**** Information shown ****

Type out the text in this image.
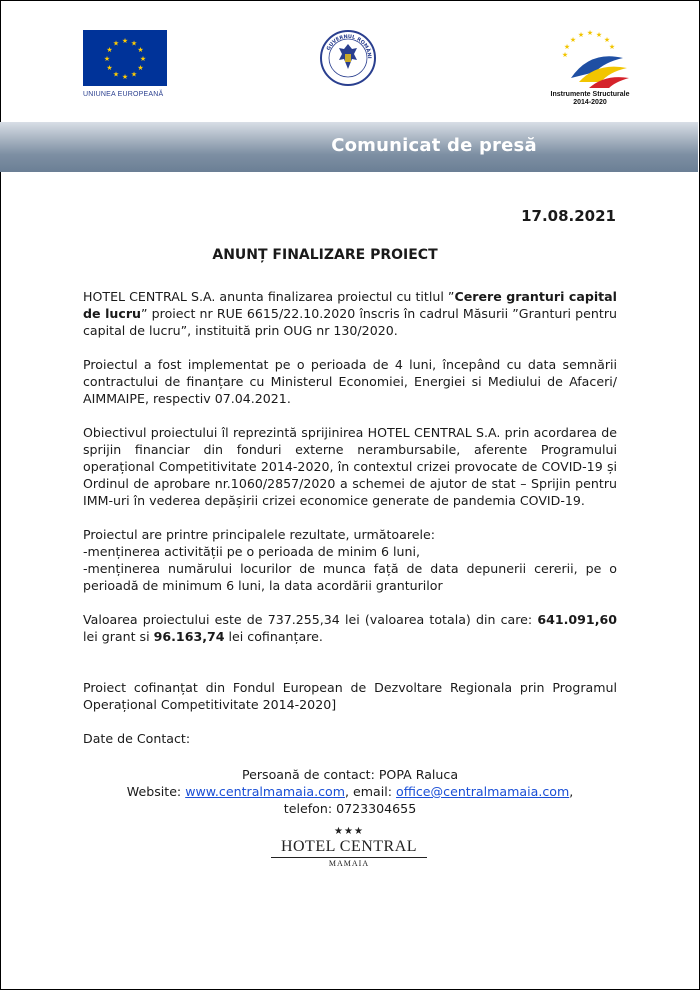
★ ★
★
★
★
★
★
★
★
★
★
★
UNIUNEA EUROPEANĂ
GUVERNUL ROMÂNI
★
★ ★ ★
★
★
★
★
Instrumente Structurale
2014-2020
Comunicat de presă
17.08.2021
ANUNȚ FINALIZARE PROIECT

HOTEL CENTRAL S.A. anunta finalizarea proiectul cu titlul ”Cerere granturi capital de lucru” proiect nr RUE 6615/22.10.2020 înscris în cadrul Măsurii ”Granturi pentru capital de lucru”, instituită prin OUG nr 130/2020.

Proiectul a fost implementat pe o perioada de 4 luni, începând cu data semnării contractului de finanțare cu Ministerul Economiei, Energiei si Mediului de Afaceri/ AIMMAIPE, respectiv 07.04.2021.

Obiectivul proiectului îl reprezintă sprijinirea HOTEL CENTRAL S.A. prin acordarea de sprijin financiar din fonduri externe nerambursabile, aferente Programului operațional Competitivitate 2014-2020, în contextul crizei provocate de COVID-19 și Ordinul de aprobare nr.1060/2857/2020 a schemei de ajutor de stat – Sprijin pentru IMM-uri în vederea depășirii crizei economice generate de pandemia COVID-19.

Proiectul are printre principalele rezultate, următoarele:
-menținerea activității pe o perioada de minim 6 luni,
-menținerea numărului locurilor de munca față de data depunerii cererii, pe o perioadă de minimum 6 luni, la data acordării granturilor

Valoarea proiectului este de 737.255,34 lei (valoarea totala) din care: 641.091,60 lei grant si 96.163,74 lei cofinanțare.

Proiect cofinanțat din Fondul European de Dezvoltare Regionala prin Programul Operațional Competitivitate 2014-2020]

Date de Contact:

Persoană de contact: POPA Raluca
Website: www.centralmamaia.com, email: office@centralmamaia.com,
telefon: 0723304655
★★★
HOTEL CENTRAL
MAMAIA
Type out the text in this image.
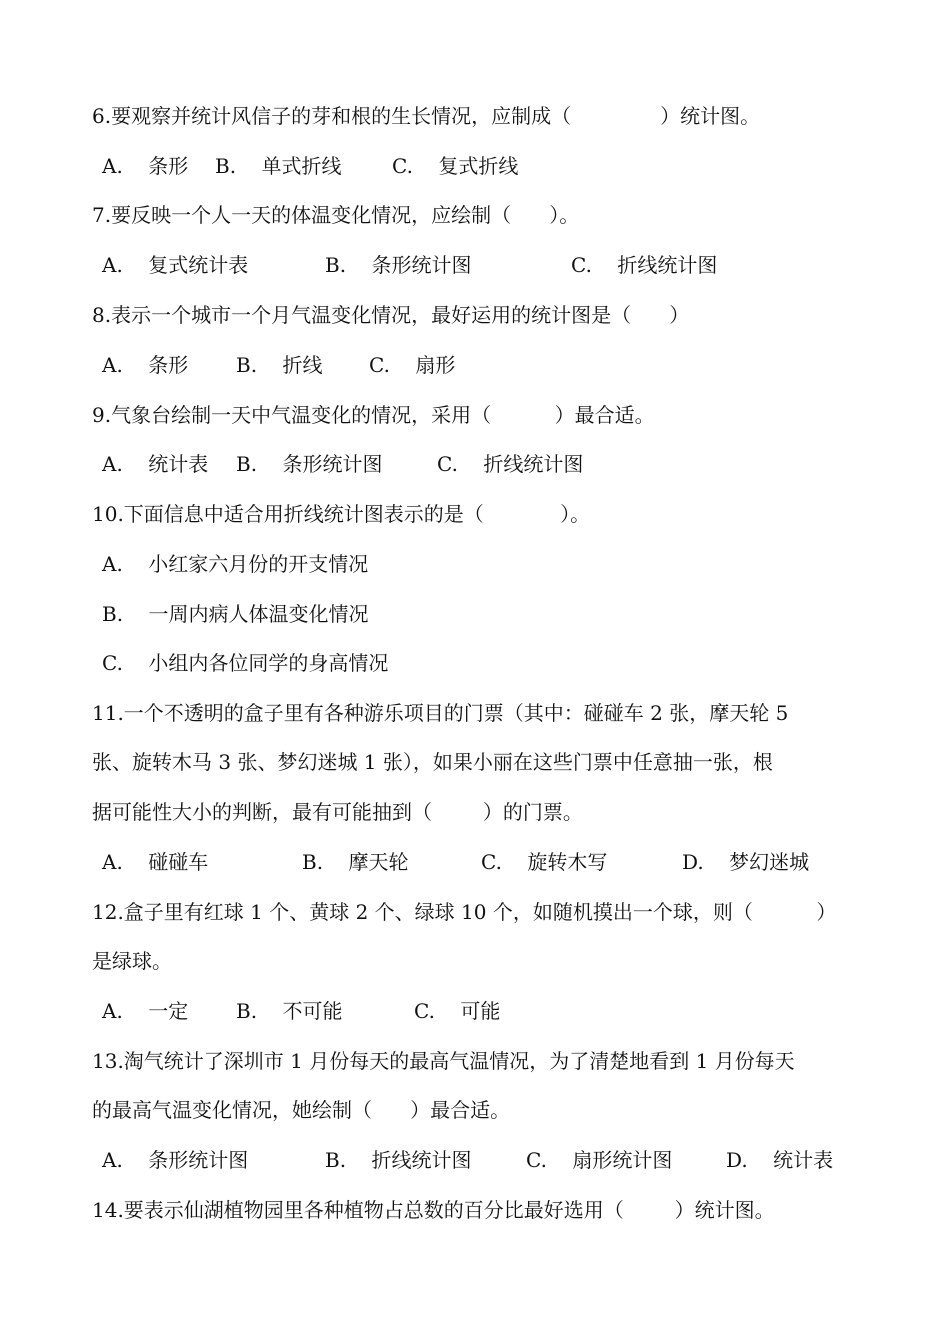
6.要观察并统计风信子的芽和根的生长情况，应制成（              ）统计图。
A.    条形 B.    单式折线	C.    复式折线
7.要反映一个人一天的体温变化情况，应绘制（      ）。
A.    复式统计表	B.    条形统计图	C.    折线统计图
8.表示一个城市一个月气温变化情况，最好运用的统计图是（      ）
A.    条形 B.    折线 C.    扇形
9.气象台绘制一天中气温变化的情况，采用（          ）最合适。
A.    统计表 B.    条形统计图	C.    折线统计图
10.下面信息中适合用折线统计图表示的是（            ）。
A.    小红家六月份的开支情况
B.    一周内病人体温变化情况
C.    小组内各位同学的身高情况
11.一个不透明的盒子里有各种游乐项目的门票（其中：碰碰车 2 张，摩天轮 5
张、旋转木马 3 张、梦幻迷城 1 张），如果小丽在这些门票中任意抽一张，根
据可能性大小的判断，最有可能抽到（        ）的门票。
A.    碰碰车	B.    摩天轮	C.    旋转木写	D.    梦幻迷城
12.盒子里有红球 1 个、黄球 2 个、绿球 10 个，如随机摸出一个球，则（          ）
是绿球。
A.    一定 B.    不可能	C.    可能
13.淘气统计了深圳市 1 月份每天的最高气温情况，为了清楚地看到 1 月份每天
的最高气温变化情况，她绘制（      ）最合适。
A.    条形统计图	B.    折线统计图	C.    扇形统计图	D.    统计表
14.要表示仙湖植物园里各种植物占总数的百分比最好选用（        ）统计图。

****

» Description of the task
Copy every line from the records above that contains the word "data".

» Result of the task
Proiectul a fost implementat pe o perioada de 4 luni, începând cu data semnării contractului de finanțare cu Ministerul Economiei, Energiei si Mediului de Afaceri/ AIMMAIPE, respectiv 07.04.2021.
-menținerea numărului locurilor de munca față de data depunerii cererii, pe o perioadă de minimum 6 luni, la data acordării granturilor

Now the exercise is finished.